Your task is to output all the records below, word for word.

── Record list ──

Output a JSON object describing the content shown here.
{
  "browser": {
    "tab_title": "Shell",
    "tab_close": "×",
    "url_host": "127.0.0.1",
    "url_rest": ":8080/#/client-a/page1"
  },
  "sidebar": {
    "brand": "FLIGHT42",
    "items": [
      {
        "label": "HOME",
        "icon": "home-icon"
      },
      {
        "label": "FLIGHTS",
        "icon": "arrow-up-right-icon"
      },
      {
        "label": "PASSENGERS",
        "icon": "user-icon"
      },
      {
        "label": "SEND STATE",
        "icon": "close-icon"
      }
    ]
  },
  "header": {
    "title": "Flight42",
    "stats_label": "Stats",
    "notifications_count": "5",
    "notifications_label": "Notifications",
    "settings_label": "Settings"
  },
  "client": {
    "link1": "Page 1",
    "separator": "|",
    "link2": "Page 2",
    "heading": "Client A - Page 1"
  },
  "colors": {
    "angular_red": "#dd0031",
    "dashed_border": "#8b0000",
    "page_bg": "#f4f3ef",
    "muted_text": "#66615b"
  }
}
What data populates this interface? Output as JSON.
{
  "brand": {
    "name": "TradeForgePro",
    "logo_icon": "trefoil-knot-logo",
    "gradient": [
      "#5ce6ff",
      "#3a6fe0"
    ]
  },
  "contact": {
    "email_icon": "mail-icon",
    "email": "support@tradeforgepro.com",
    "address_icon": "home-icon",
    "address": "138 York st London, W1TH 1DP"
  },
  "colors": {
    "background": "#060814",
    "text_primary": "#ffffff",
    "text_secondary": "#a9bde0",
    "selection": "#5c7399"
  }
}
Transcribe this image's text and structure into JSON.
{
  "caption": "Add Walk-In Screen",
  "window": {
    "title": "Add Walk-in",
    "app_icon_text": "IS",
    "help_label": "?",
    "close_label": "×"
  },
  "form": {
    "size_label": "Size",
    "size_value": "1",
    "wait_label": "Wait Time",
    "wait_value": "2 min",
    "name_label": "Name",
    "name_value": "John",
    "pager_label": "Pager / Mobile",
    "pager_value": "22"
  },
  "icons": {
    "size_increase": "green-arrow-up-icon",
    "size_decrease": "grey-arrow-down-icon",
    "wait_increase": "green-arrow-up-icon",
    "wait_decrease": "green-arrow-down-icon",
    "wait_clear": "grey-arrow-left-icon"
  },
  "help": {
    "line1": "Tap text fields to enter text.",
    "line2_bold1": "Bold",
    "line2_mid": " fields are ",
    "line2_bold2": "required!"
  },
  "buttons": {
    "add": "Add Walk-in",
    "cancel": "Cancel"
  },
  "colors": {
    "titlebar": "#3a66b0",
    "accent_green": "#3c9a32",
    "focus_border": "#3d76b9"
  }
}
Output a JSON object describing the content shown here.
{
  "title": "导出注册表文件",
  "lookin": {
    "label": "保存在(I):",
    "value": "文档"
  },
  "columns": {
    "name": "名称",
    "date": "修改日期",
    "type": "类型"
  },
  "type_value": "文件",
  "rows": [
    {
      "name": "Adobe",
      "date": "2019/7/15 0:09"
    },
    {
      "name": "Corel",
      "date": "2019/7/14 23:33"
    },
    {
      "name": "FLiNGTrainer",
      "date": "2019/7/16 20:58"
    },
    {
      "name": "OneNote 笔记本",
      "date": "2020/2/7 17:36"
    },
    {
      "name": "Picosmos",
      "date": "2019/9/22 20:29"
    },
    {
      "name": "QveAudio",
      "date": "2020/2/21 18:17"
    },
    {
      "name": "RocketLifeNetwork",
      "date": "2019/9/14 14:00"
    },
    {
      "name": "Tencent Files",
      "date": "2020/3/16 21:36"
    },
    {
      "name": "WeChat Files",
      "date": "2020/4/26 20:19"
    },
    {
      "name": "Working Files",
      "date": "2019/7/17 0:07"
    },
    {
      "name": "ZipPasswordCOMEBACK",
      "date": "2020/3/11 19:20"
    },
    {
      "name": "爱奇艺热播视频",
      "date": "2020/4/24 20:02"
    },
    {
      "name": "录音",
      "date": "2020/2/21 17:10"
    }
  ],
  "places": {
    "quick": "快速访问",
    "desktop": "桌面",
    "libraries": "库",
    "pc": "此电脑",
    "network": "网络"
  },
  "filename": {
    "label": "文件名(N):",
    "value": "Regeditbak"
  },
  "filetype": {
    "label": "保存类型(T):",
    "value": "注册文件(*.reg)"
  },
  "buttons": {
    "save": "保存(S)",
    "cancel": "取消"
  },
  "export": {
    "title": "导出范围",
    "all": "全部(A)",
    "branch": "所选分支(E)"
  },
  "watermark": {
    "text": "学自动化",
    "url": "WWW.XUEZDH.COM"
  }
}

───

→ Full response:
Output a JSON object describing the content shown here.
{
  "browser": {
    "tab_title": "Shell",
    "tab_close": "×",
    "url_host": "127.0.0.1",
    "url_rest": ":8080/#/client-a/page1"
  },
  "sidebar": {
    "brand": "FLIGHT42",
    "items": [
      {
        "label": "HOME",
        "icon": "home-icon"
      },
      {
        "label": "FLIGHTS",
        "icon": "arrow-up-right-icon"
      },
      {
        "label": "PASSENGERS",
        "icon": "user-icon"
      },
      {
        "label": "SEND STATE",
        "icon": "close-icon"
      }
    ]
  },
  "header": {
    "title": "Flight42",
    "stats_label": "Stats",
    "notifications_count": "5",
    "notifications_label": "Notifications",
    "settings_label": "Settings"
  },
  "client": {
    "link1": "Page 1",
    "separator": "|",
    "link2": "Page 2",
    "heading": "Client A - Page 1"
  },
  "colors": {
    "angular_red": "#dd0031",
    "dashed_border": "#8b0000",
    "page_bg": "#f4f3ef",
    "muted_text": "#66615b"
  }
}
What data populates this interface? Output as JSON.
{
  "brand": {
    "name": "TradeForgePro",
    "logo_icon": "trefoil-knot-logo",
    "gradient": [
      "#5ce6ff",
      "#3a6fe0"
    ]
  },
  "contact": {
    "email_icon": "mail-icon",
    "email": "support@tradeforgepro.com",
    "address_icon": "home-icon",
    "address": "138 York st London, W1TH 1DP"
  },
  "colors": {
    "background": "#060814",
    "text_primary": "#ffffff",
    "text_secondary": "#a9bde0",
    "selection": "#5c7399"
  }
}
Transcribe this image's text and structure into JSON.
{
  "caption": "Add Walk-In Screen",
  "window": {
    "title": "Add Walk-in",
    "app_icon_text": "IS",
    "help_label": "?",
    "close_label": "×"
  },
  "form": {
    "size_label": "Size",
    "size_value": "1",
    "wait_label": "Wait Time",
    "wait_value": "2 min",
    "name_label": "Name",
    "name_value": "John",
    "pager_label": "Pager / Mobile",
    "pager_value": "22"
  },
  "icons": {
    "size_increase": "green-arrow-up-icon",
    "size_decrease": "grey-arrow-down-icon",
    "wait_increase": "green-arrow-up-icon",
    "wait_decrease": "green-arrow-down-icon",
    "wait_clear": "grey-arrow-left-icon"
  },
  "help": {
    "line1": "Tap text fields to enter text.",
    "line2_bold1": "Bold",
    "line2_mid": " fields are ",
    "line2_bold2": "required!"
  },
  "buttons": {
    "add": "Add Walk-in",
    "cancel": "Cancel"
  },
  "colors": {
    "titlebar": "#3a66b0",
    "accent_green": "#3c9a32",
    "focus_border": "#3d76b9"
  }
}
Output a JSON object describing the content shown here.
{
  "title": "导出注册表文件",
  "lookin": {
    "label": "保存在(I):",
    "value": "文档"
  },
  "columns": {
    "name": "名称",
    "date": "修改日期",
    "type": "类型"
  },
  "type_value": "文件",
  "rows": [
    {
      "name": "Adobe",
      "date": "2019/7/15 0:09"
    },
    {
      "name": "Corel",
      "date": "2019/7/14 23:33"
    },
    {
      "name": "FLiNGTrainer",
      "date": "2019/7/16 20:58"
    },
    {
      "name": "OneNote 笔记本",
      "date": "2020/2/7 17:36"
    },
    {
      "name": "Picosmos",
      "date": "2019/9/22 20:29"
    },
    {
      "name": "QveAudio",
      "date": "2020/2/21 18:17"
    },
    {
      "name": "RocketLifeNetwork",
      "date": "2019/9/14 14:00"
    },
    {
      "name": "Tencent Files",
      "date": "2020/3/16 21:36"
    },
    {
      "name": "WeChat Files",
      "date": "2020/4/26 20:19"
    },
    {
      "name": "Working Files",
      "date": "2019/7/17 0:07"
    },
    {
      "name": "ZipPasswordCOMEBACK",
      "date": "2020/3/11 19:20"
    },
    {
      "name": "爱奇艺热播视频",
      "date": "2020/4/24 20:02"
    },
    {
      "name": "录音",
      "date": "2020/2/21 17:10"
    }
  ],
  "places": {
    "quick": "快速访问",
    "desktop": "桌面",
    "libraries": "库",
    "pc": "此电脑",
    "network": "网络"
  },
  "filename": {
    "label": "文件名(N):",
    "value": "Regeditbak"
  },
  "filetype": {
    "label": "保存类型(T):",
    "value": "注册文件(*.reg)"
  },
  "buttons": {
    "save": "保存(S)",
    "cancel": "取消"
  },
  "export": {
    "title": "导出范围",
    "all": "全部(A)",
    "branch": "所选分支(E)"
  },
  "watermark": {
    "text": "学自动化",
    "url": "WWW.XUEZDH.COM"
  }
}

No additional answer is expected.